**Input for this task**
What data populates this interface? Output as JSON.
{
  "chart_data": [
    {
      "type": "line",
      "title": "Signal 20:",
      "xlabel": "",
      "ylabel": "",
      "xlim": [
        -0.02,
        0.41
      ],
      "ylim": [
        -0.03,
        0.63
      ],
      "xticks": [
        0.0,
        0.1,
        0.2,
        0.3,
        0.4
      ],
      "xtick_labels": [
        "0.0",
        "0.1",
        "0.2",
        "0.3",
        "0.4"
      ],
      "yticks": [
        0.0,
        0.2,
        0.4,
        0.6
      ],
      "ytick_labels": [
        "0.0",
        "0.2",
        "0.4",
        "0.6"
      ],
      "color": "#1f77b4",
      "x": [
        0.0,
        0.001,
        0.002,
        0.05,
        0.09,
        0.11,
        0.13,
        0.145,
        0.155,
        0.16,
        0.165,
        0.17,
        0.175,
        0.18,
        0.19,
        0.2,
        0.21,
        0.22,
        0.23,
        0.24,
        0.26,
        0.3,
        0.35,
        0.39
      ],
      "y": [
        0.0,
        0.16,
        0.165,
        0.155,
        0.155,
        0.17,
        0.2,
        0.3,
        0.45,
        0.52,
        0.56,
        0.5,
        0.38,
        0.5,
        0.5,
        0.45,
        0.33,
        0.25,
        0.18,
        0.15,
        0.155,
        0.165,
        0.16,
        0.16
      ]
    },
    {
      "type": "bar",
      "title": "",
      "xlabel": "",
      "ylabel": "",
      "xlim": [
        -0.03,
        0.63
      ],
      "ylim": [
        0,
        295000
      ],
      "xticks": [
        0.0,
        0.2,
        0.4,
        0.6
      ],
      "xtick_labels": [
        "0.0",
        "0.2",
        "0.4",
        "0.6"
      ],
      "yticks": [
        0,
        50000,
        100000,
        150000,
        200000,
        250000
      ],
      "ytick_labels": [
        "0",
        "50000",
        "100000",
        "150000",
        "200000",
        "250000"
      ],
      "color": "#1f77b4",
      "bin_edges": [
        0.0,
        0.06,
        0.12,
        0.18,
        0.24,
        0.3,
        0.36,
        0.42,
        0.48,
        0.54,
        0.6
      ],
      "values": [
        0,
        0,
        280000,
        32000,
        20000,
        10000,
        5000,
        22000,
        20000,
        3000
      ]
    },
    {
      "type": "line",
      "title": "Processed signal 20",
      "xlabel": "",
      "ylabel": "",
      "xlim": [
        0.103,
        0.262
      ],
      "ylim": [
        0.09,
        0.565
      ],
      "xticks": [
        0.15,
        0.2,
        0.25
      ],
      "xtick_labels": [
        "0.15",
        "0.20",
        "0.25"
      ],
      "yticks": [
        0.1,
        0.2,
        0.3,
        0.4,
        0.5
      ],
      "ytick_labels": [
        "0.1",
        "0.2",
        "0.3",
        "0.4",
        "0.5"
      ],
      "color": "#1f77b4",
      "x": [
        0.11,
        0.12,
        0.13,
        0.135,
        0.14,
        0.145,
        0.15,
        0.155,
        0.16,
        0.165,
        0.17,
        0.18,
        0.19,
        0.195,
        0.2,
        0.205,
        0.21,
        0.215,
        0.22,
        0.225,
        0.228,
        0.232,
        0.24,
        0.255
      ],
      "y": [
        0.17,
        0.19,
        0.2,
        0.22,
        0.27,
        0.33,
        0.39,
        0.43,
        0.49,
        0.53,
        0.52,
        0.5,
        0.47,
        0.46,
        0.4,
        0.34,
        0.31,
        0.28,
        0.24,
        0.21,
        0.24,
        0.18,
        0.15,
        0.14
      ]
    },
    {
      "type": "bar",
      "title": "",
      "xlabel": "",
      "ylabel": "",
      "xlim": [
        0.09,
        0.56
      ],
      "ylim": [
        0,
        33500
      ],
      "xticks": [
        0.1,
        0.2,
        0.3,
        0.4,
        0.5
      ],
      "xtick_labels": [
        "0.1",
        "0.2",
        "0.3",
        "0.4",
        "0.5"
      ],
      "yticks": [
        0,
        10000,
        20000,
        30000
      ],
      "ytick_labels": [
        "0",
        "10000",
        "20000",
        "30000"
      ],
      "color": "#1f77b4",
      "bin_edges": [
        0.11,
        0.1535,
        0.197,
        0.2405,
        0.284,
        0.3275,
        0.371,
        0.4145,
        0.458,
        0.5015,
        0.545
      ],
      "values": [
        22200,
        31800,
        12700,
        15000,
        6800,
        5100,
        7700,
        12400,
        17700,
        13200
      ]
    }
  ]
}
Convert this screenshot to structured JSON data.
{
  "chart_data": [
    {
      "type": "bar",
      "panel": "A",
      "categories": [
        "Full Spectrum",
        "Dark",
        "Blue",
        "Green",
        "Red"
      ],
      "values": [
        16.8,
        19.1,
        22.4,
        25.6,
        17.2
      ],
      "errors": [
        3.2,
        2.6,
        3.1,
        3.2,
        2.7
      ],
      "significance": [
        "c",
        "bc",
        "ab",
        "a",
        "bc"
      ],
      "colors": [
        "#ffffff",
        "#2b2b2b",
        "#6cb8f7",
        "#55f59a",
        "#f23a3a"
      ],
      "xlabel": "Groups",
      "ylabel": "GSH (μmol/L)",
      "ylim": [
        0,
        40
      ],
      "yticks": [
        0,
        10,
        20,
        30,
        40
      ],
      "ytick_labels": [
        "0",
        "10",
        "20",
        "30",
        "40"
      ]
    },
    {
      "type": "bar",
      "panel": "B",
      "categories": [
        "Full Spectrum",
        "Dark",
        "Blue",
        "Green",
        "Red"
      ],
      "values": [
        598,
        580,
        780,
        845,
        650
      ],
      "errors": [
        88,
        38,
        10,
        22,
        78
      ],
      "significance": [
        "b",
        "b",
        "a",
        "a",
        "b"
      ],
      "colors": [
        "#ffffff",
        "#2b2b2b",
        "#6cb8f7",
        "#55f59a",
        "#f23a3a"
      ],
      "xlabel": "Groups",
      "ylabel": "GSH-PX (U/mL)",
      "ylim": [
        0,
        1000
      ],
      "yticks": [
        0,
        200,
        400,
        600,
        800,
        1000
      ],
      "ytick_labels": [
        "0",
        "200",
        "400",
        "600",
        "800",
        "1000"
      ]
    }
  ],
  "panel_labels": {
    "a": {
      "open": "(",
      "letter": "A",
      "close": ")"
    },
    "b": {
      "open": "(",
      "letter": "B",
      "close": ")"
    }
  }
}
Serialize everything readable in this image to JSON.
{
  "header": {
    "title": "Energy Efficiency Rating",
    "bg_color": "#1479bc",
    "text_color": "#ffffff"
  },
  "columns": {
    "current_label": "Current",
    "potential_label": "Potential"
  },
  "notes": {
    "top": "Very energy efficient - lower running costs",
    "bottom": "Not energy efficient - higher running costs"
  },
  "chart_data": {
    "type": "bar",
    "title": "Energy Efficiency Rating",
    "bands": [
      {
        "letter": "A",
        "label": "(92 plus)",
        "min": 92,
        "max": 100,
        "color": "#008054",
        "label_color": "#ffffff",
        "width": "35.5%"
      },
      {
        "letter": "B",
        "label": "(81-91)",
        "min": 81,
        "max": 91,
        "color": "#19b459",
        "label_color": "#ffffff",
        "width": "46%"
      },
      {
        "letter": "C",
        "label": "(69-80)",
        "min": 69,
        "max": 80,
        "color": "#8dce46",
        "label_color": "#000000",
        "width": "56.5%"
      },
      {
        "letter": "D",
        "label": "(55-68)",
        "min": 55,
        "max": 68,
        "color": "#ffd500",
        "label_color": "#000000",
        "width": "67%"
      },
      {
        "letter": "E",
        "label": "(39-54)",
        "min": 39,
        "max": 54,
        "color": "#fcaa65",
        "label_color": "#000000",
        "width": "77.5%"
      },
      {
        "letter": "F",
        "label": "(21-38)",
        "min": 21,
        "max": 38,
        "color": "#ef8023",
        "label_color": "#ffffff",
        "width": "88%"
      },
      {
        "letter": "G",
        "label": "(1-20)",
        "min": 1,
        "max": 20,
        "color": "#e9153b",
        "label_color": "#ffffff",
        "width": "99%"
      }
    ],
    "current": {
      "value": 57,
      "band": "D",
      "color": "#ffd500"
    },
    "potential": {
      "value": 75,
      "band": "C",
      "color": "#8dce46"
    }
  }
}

**What to work on**
Take the line in which "Serialize everything readable" occurs and each subsequent line through the end; give these lines again without alteration.

**Result of this task**
Serialize everything readable in this image to JSON.
{
  "header": {
    "title": "Energy Efficiency Rating",
    "bg_color": "#1479bc",
    "text_color": "#ffffff"
  },
  "columns": {
    "current_label": "Current",
    "potential_label": "Potential"
  },
  "notes": {
    "top": "Very energy efficient - lower running costs",
    "bottom": "Not energy efficient - higher running costs"
  },
  "chart_data": {
    "type": "bar",
    "title": "Energy Efficiency Rating",
    "bands": [
      {
        "letter": "A",
        "label": "(92 plus)",
        "min": 92,
        "max": 100,
        "color": "#008054",
        "label_color": "#ffffff",
        "width": "35.5%"
      },
      {
        "letter": "B",
        "label": "(81-91)",
        "min": 81,
        "max": 91,
        "color": "#19b459",
        "label_color": "#ffffff",
        "width": "46%"
      },
      {
        "letter": "C",
        "label": "(69-80)",
        "min": 69,
        "max": 80,
        "color": "#8dce46",
        "label_color": "#000000",
        "width": "56.5%"
      },
      {
        "letter": "D",
        "label": "(55-68)",
        "min": 55,
        "max": 68,
        "color": "#ffd500",
        "label_color": "#000000",
        "width": "67%"
      },
      {
        "letter": "E",
        "label": "(39-54)",
        "min": 39,
        "max": 54,
        "color": "#fcaa65",
        "label_color": "#000000",
        "width": "77.5%"
      },
      {
        "letter": "F",
        "label": "(21-38)",
        "min": 21,
        "max": 38,
        "color": "#ef8023",
        "label_color": "#ffffff",
        "width": "88%"
      },
      {
        "letter": "G",
        "label": "(1-20)",
        "min": 1,
        "max": 20,
        "color": "#e9153b",
        "label_color": "#ffffff",
        "width": "99%"
      }
    ],
    "current": {
      "value": 57,
      "band": "D",
      "color": "#ffd500"
    },
    "potential": {
      "value": 75,
      "band": "C",
      "color": "#8dce46"
    }
  }
}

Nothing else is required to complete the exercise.